• WRITTEN INSTRUCTION: The records below are to be copied word for word, with every picture left out.
----- MATERIAL FOR THIS EXERCISE -----
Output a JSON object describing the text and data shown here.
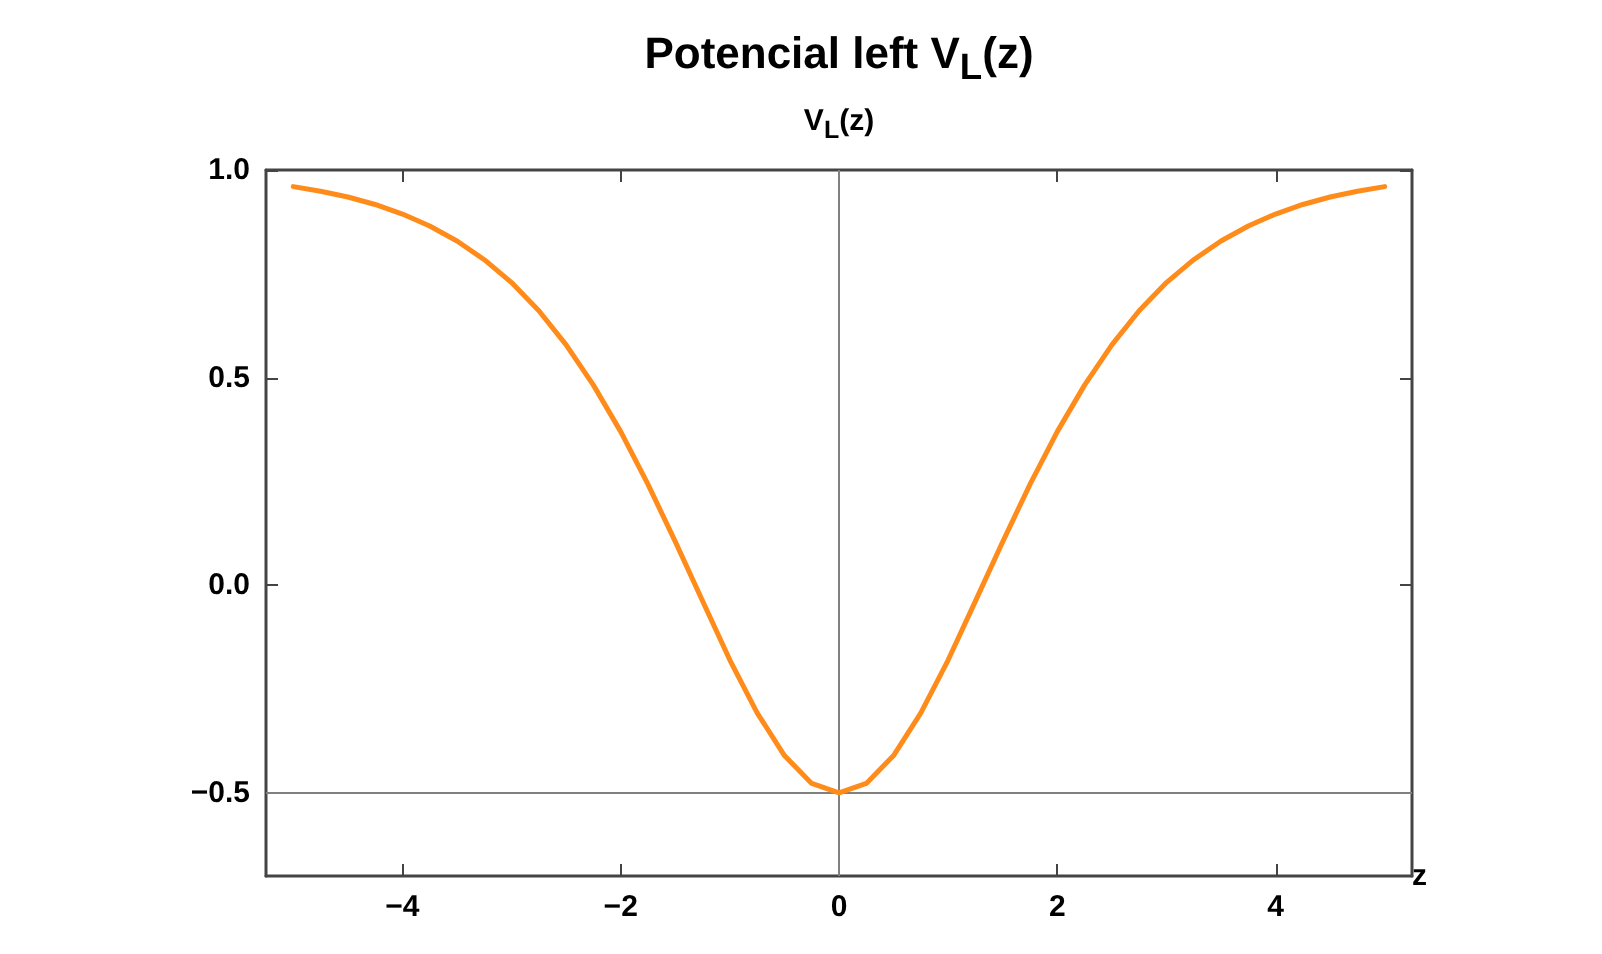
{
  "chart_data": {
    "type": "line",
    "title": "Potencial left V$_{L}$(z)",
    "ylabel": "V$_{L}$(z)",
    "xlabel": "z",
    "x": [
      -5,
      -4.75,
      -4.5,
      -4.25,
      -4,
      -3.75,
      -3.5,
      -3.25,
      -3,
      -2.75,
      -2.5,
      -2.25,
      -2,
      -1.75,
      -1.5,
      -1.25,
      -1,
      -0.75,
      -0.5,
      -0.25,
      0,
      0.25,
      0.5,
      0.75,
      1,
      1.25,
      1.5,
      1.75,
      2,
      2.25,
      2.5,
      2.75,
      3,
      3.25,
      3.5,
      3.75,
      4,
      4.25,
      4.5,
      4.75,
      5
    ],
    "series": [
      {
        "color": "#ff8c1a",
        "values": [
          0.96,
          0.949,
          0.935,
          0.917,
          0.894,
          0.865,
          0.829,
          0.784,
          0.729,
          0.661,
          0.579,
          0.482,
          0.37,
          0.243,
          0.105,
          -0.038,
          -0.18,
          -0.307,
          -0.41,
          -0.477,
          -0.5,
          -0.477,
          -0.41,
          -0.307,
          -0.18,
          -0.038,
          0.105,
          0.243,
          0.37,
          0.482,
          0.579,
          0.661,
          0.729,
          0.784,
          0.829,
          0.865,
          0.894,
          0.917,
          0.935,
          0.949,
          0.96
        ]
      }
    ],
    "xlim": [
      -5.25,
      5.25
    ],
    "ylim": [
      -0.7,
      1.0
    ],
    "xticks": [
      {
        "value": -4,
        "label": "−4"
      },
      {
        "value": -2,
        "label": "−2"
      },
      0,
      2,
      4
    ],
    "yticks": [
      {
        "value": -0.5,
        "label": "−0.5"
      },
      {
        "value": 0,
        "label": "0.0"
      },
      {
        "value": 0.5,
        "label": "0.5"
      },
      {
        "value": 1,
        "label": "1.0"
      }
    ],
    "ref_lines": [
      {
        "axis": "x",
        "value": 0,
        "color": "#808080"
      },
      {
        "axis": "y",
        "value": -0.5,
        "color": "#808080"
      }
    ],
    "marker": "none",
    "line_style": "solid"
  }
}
-----
• TASK ANSWER:
Output a JSON object describing the text and data shown here.
{
  "chart_data": {
    "type": "line",
    "title": "Potencial left V$_{L}$(z)",
    "ylabel": "V$_{L}$(z)",
    "xlabel": "z",
    "x": [
      -5,
      -4.75,
      -4.5,
      -4.25,
      -4,
      -3.75,
      -3.5,
      -3.25,
      -3,
      -2.75,
      -2.5,
      -2.25,
      -2,
      -1.75,
      -1.5,
      -1.25,
      -1,
      -0.75,
      -0.5,
      -0.25,
      0,
      0.25,
      0.5,
      0.75,
      1,
      1.25,
      1.5,
      1.75,
      2,
      2.25,
      2.5,
      2.75,
      3,
      3.25,
      3.5,
      3.75,
      4,
      4.25,
      4.5,
      4.75,
      5
    ],
    "series": [
      {
        "color": "#ff8c1a",
        "values": [
          0.96,
          0.949,
          0.935,
          0.917,
          0.894,
          0.865,
          0.829,
          0.784,
          0.729,
          0.661,
          0.579,
          0.482,
          0.37,
          0.243,
          0.105,
          -0.038,
          -0.18,
          -0.307,
          -0.41,
          -0.477,
          -0.5,
          -0.477,
          -0.41,
          -0.307,
          -0.18,
          -0.038,
          0.105,
          0.243,
          0.37,
          0.482,
          0.579,
          0.661,
          0.729,
          0.784,
          0.829,
          0.865,
          0.894,
          0.917,
          0.935,
          0.949,
          0.96
        ]
      }
    ],
    "xlim": [
      -5.25,
      5.25
    ],
    "ylim": [
      -0.7,
      1.0
    ],
    "xticks": [
      {
        "value": -4,
        "label": "−4"
      },
      {
        "value": -2,
        "label": "−2"
      },
      0,
      2,
      4
    ],
    "yticks": [
      {
        "value": -0.5,
        "label": "−0.5"
      },
      {
        "value": 0,
        "label": "0.0"
      },
      {
        "value": 0.5,
        "label": "0.5"
      },
      {
        "value": 1,
        "label": "1.0"
      }
    ],
    "ref_lines": [
      {
        "axis": "x",
        "value": 0,
        "color": "#808080"
      },
      {
        "axis": "y",
        "value": -0.5,
        "color": "#808080"
      }
    ],
    "marker": "none",
    "line_style": "solid"
  }
}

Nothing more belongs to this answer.